AIM OF THE TASK:
Reproduce the data word for word, from its first line through the line containing "- staticText: 66小时: [267, 428, 311, 448]", including that line.
-- Start of DATA FOR THE TASK --
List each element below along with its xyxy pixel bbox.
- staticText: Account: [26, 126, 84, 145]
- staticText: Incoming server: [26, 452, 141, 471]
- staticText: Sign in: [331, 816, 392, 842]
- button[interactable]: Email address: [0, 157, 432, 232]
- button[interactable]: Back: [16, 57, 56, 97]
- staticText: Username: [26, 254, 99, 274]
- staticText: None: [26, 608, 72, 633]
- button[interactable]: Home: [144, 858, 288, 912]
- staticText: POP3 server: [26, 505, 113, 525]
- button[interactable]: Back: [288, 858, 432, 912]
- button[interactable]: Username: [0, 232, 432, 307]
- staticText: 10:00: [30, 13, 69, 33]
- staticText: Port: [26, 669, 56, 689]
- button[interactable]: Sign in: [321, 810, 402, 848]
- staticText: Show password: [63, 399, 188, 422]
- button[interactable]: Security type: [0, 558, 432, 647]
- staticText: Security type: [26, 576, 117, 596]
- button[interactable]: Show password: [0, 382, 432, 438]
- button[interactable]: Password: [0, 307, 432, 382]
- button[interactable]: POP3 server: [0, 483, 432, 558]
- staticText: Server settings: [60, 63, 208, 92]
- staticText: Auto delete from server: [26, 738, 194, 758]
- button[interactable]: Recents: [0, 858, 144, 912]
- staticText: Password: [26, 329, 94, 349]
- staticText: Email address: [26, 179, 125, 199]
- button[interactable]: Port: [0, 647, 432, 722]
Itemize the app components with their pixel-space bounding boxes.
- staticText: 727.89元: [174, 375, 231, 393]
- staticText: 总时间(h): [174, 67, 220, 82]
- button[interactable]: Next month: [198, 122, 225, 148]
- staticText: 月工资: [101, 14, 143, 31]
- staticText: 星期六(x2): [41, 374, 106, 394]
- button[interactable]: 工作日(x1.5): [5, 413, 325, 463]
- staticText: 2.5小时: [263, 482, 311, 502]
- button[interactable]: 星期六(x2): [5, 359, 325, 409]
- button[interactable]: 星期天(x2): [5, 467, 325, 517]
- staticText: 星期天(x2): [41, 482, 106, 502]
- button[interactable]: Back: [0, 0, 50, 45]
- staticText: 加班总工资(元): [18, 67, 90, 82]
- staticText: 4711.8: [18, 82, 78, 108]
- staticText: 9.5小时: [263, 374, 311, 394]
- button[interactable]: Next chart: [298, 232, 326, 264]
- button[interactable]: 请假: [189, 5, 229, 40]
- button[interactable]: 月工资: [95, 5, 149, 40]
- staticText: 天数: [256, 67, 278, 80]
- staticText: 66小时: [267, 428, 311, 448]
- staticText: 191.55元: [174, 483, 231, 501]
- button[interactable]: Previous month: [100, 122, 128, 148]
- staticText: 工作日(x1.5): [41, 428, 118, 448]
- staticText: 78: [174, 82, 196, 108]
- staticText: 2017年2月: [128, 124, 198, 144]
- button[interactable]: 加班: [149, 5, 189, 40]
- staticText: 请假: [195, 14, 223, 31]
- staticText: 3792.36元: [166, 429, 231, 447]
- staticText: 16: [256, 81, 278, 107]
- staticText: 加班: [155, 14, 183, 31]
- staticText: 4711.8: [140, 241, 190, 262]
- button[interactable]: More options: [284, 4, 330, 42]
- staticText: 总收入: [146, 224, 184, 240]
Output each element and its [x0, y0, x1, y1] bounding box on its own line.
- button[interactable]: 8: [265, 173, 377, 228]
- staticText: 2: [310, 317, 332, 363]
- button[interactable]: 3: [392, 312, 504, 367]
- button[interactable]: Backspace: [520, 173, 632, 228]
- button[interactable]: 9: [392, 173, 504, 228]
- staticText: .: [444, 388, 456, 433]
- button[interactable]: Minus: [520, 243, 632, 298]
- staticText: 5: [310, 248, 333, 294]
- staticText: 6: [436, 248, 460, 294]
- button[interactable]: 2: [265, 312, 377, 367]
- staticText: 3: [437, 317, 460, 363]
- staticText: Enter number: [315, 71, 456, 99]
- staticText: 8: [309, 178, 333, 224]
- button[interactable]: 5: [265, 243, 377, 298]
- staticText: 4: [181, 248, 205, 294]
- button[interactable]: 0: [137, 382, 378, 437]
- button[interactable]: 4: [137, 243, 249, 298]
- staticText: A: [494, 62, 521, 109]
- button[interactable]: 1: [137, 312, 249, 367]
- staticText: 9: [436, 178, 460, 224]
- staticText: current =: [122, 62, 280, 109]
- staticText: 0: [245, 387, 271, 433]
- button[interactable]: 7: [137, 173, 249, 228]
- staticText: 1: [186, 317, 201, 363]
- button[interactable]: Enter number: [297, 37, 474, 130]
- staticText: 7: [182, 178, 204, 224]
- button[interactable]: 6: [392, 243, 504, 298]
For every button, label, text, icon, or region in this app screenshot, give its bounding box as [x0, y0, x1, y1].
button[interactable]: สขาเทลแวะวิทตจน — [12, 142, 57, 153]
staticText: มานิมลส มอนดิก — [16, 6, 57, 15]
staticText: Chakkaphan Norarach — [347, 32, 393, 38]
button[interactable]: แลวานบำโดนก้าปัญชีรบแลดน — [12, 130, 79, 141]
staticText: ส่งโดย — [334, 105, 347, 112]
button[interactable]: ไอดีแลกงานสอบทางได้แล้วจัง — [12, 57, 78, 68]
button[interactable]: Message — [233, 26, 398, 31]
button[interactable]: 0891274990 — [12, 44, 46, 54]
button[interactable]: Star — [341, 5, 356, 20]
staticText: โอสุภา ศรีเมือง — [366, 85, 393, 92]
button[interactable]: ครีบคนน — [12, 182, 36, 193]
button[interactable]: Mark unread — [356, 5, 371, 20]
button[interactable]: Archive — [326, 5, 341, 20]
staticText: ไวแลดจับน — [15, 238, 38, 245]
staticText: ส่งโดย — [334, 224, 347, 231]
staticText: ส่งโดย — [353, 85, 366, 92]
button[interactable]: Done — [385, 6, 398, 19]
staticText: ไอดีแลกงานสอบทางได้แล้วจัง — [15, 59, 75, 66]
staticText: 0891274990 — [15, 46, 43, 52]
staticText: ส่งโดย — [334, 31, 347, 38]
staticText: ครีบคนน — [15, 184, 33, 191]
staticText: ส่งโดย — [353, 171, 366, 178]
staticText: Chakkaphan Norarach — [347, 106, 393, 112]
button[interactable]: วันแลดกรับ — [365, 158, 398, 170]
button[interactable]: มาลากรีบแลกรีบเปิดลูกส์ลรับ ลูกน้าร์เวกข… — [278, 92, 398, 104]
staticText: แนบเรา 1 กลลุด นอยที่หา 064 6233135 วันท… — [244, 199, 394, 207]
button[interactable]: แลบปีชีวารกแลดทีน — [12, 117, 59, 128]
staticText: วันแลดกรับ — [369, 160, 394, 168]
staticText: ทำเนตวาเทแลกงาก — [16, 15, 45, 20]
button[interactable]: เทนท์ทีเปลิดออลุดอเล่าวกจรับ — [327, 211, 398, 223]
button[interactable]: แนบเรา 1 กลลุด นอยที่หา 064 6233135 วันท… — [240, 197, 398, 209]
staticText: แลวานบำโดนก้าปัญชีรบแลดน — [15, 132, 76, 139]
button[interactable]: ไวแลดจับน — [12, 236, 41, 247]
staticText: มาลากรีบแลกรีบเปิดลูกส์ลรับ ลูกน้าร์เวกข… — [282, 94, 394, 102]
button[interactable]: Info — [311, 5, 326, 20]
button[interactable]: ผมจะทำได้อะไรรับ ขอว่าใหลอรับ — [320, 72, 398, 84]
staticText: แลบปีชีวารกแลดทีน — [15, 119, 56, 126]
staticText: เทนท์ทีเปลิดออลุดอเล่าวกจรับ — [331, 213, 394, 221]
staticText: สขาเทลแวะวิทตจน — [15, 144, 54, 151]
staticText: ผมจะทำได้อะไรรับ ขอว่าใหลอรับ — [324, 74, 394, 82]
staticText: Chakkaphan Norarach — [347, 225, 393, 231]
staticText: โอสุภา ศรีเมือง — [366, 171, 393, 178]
-- End of DATA FOR THE TASK --
SOLUTION FOR THIS EXERCISE:
List each element below along with its xyxy pixel bbox.
- staticText: Account: [26, 126, 84, 145]
- staticText: Incoming server: [26, 452, 141, 471]
- staticText: Sign in: [331, 816, 392, 842]
- button[interactable]: Email address: [0, 157, 432, 232]
- button[interactable]: Back: [16, 57, 56, 97]
- staticText: Username: [26, 254, 99, 274]
- staticText: None: [26, 608, 72, 633]
- button[interactable]: Home: [144, 858, 288, 912]
- staticText: POP3 server: [26, 505, 113, 525]
- button[interactable]: Back: [288, 858, 432, 912]
- button[interactable]: Username: [0, 232, 432, 307]
- staticText: 10:00: [30, 13, 69, 33]
- staticText: Port: [26, 669, 56, 689]
- button[interactable]: Sign in: [321, 810, 402, 848]
- staticText: Show password: [63, 399, 188, 422]
- button[interactable]: Security type: [0, 558, 432, 647]
- staticText: Security type: [26, 576, 117, 596]
- button[interactable]: Show password: [0, 382, 432, 438]
- button[interactable]: Password: [0, 307, 432, 382]
- button[interactable]: POP3 server: [0, 483, 432, 558]
- staticText: Server settings: [60, 63, 208, 92]
- staticText: Auto delete from server: [26, 738, 194, 758]
- button[interactable]: Recents: [0, 858, 144, 912]
- staticText: Password: [26, 329, 94, 349]
- staticText: Email address: [26, 179, 125, 199]
- button[interactable]: Port: [0, 647, 432, 722]
Itemize the app components with their pixel-space bounding boxes.
- staticText: 727.89元: [174, 375, 231, 393]
- staticText: 总时间(h): [174, 67, 220, 82]
- button[interactable]: Next month: [198, 122, 225, 148]
- staticText: 月工资: [101, 14, 143, 31]
- staticText: 星期六(x2): [41, 374, 106, 394]
- button[interactable]: 工作日(x1.5): [5, 413, 325, 463]
- staticText: 2.5小时: [263, 482, 311, 502]
- button[interactable]: 星期六(x2): [5, 359, 325, 409]
- button[interactable]: 星期天(x2): [5, 467, 325, 517]
- staticText: 星期天(x2): [41, 482, 106, 502]
- button[interactable]: Back: [0, 0, 50, 45]
- staticText: 加班总工资(元): [18, 67, 90, 82]
- staticText: 4711.8: [18, 82, 78, 108]
- staticText: 9.5小时: [263, 374, 311, 394]
- button[interactable]: Next chart: [298, 232, 326, 264]
- button[interactable]: 请假: [189, 5, 229, 40]
- button[interactable]: 月工资: [95, 5, 149, 40]
- staticText: 天数: [256, 67, 278, 80]
- staticText: 66小时: [267, 428, 311, 448]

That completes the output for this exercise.